■ Objective:
Reproduce each line from the records that holds "Recorte".

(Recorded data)
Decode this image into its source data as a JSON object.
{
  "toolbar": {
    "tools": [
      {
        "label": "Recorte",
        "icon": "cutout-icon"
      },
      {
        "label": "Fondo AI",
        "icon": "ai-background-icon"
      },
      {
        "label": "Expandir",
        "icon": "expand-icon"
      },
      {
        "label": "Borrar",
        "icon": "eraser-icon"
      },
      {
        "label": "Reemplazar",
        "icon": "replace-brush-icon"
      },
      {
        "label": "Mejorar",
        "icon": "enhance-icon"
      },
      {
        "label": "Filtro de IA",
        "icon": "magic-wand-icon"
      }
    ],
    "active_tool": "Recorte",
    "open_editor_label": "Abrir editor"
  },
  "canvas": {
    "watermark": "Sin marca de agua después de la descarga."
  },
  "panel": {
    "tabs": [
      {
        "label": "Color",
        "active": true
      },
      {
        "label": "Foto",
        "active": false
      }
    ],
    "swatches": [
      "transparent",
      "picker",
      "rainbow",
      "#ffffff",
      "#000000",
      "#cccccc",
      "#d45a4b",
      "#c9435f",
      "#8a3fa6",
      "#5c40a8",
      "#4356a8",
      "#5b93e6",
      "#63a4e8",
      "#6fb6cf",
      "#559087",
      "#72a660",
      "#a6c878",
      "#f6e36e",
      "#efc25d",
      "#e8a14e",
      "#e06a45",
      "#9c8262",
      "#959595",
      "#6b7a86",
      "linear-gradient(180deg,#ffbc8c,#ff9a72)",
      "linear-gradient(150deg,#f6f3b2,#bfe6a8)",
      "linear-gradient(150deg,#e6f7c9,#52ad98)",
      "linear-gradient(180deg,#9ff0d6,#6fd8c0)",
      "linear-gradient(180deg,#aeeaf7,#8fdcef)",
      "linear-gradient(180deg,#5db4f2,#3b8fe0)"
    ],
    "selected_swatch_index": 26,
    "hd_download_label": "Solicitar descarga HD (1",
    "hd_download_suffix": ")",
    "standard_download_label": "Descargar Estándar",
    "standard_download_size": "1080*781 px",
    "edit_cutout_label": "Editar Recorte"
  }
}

■ Exercise solution:
        "label": "Recorte",
    "active_tool": "Recorte",
    "edit_cutout_label": "Editar Recorte"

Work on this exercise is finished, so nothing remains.